Data excerpts
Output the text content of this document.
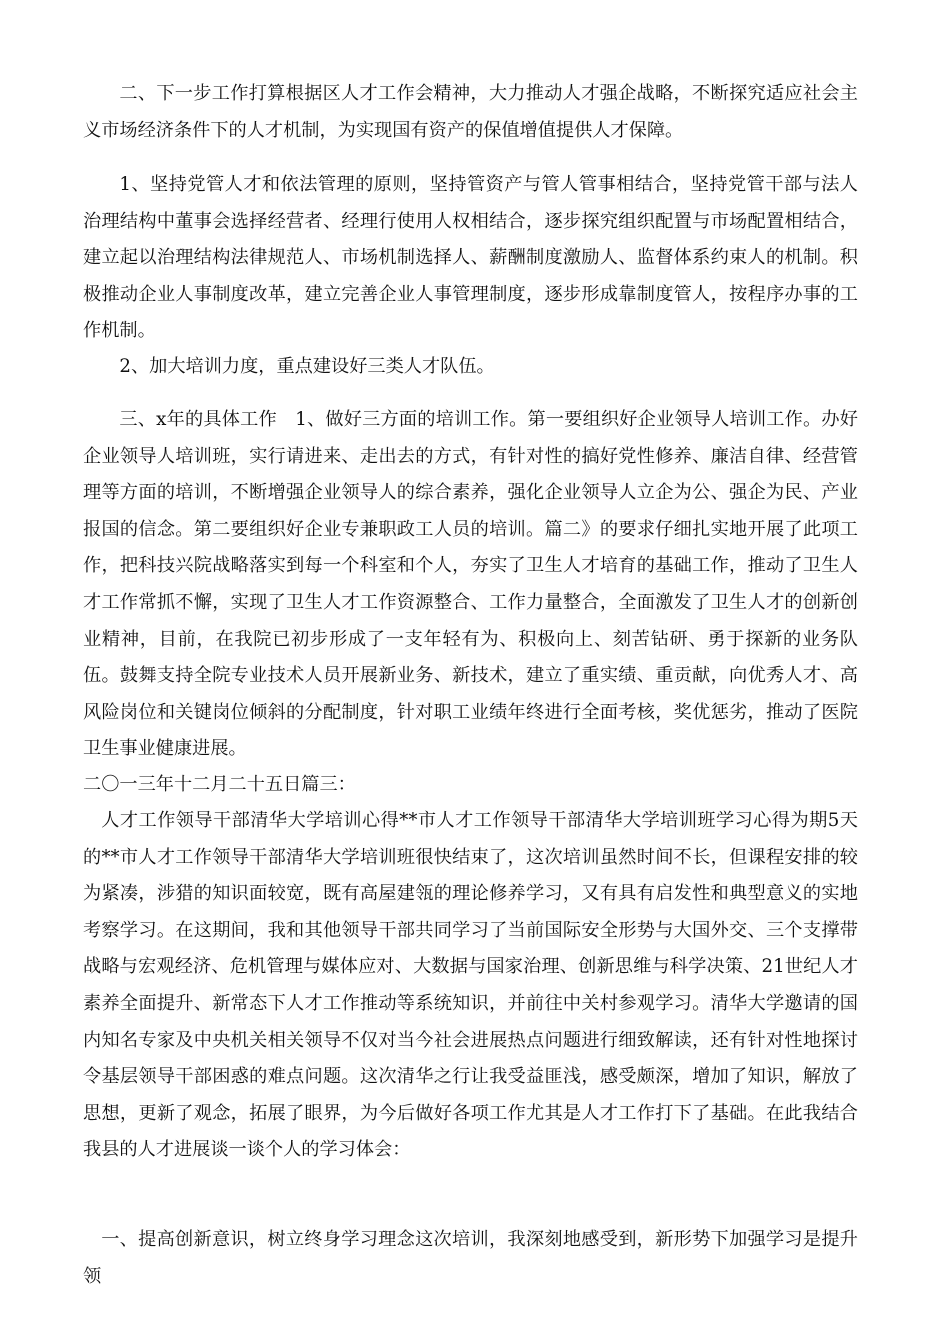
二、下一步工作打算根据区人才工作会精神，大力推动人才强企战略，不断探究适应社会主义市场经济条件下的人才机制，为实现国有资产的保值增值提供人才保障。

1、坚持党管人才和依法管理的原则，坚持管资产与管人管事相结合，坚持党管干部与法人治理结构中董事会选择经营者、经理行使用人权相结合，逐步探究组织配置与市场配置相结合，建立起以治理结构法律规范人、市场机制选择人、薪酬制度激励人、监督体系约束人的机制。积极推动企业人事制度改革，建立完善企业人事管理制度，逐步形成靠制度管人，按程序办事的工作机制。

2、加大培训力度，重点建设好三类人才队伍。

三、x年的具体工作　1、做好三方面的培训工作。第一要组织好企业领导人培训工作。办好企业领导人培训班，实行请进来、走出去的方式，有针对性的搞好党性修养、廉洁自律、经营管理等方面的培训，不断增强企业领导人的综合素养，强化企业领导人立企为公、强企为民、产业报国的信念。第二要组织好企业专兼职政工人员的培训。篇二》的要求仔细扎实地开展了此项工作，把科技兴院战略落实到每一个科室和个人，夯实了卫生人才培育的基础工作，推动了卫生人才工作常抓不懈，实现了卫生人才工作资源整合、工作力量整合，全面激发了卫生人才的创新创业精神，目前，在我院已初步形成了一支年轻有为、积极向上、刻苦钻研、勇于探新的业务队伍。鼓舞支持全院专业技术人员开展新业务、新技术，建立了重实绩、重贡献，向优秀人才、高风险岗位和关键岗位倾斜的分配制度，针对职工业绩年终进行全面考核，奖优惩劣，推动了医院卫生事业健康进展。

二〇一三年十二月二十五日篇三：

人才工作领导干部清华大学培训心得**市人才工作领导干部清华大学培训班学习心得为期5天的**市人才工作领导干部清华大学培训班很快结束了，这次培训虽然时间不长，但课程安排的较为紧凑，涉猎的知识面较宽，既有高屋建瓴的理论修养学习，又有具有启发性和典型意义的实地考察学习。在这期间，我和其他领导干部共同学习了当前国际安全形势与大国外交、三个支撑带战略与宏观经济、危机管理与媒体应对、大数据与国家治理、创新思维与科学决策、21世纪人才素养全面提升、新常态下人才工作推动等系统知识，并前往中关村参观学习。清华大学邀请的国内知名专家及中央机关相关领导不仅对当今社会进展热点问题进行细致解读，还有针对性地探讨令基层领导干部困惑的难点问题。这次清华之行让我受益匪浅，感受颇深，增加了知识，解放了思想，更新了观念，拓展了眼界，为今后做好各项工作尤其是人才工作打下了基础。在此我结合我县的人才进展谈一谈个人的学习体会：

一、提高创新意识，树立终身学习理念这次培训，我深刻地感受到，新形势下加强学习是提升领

...

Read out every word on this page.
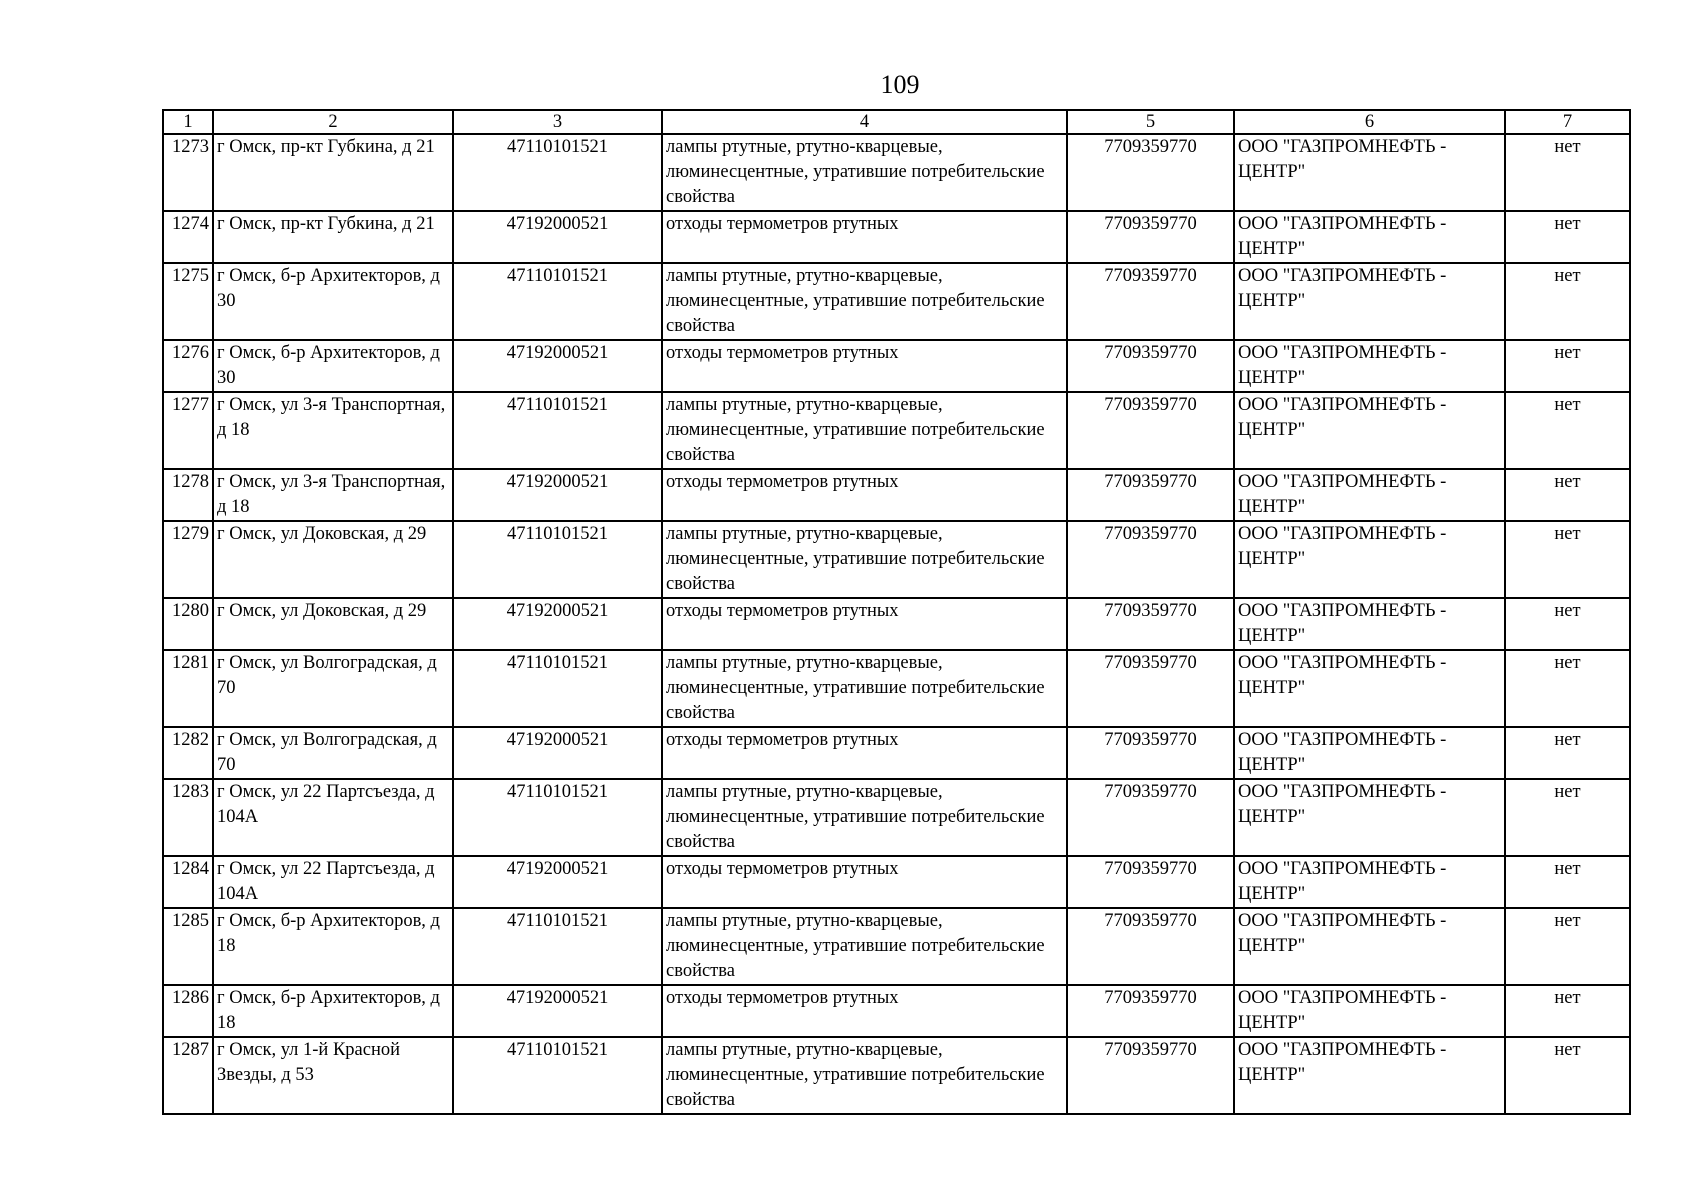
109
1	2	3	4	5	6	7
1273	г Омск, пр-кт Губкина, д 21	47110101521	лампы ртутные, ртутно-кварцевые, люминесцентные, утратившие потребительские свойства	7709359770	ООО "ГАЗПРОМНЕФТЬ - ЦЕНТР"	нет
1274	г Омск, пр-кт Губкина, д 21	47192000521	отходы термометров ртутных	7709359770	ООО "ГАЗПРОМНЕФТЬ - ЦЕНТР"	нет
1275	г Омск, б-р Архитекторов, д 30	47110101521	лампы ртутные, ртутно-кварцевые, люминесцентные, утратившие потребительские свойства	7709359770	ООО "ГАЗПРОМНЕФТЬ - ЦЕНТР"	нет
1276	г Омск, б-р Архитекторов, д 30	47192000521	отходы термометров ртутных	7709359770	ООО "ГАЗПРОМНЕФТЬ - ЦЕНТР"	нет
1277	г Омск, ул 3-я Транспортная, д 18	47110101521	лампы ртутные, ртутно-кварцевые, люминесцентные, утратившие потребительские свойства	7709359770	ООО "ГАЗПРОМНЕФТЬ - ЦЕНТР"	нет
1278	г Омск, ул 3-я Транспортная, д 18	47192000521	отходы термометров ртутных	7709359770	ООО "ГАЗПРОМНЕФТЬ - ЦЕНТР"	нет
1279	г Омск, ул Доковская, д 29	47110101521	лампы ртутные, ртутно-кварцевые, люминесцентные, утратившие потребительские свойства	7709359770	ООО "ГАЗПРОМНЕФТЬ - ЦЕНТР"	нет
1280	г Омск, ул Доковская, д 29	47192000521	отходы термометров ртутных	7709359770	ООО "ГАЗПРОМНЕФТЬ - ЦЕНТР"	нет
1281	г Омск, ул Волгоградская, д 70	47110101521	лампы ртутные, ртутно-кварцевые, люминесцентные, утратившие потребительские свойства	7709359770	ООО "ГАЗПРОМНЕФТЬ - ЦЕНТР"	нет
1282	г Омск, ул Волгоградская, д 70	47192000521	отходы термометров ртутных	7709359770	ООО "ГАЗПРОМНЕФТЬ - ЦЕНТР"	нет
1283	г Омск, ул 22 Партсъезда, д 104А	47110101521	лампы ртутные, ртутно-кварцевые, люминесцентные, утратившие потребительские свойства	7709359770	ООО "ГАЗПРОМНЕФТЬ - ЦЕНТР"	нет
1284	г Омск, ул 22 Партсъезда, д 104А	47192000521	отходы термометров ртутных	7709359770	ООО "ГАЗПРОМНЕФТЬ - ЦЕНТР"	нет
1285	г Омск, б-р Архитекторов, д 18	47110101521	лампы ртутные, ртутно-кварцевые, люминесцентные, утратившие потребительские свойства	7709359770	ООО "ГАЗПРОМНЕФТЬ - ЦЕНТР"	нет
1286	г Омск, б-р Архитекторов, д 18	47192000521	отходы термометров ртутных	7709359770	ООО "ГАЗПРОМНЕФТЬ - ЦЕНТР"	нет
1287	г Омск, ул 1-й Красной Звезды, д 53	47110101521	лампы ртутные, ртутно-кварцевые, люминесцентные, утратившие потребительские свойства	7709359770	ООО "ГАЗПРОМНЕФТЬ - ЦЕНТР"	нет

* Challenge:
Check each line of the records above for "Транспортная", and copy those that have it.

* Written solution:
1277	г Омск, ул 3-я Транспортная, д 18	47110101521	лампы ртутные, ртутно-кварцевые, люминесцентные, утратившие потребительские свойства	7709359770	ООО "ГАЗПРОМНЕФТЬ - ЦЕНТР"	нет
1278	г Омск, ул 3-я Транспортная, д 18	47192000521	отходы термометров ртутных	7709359770	ООО "ГАЗПРОМНЕФТЬ - ЦЕНТР"	нет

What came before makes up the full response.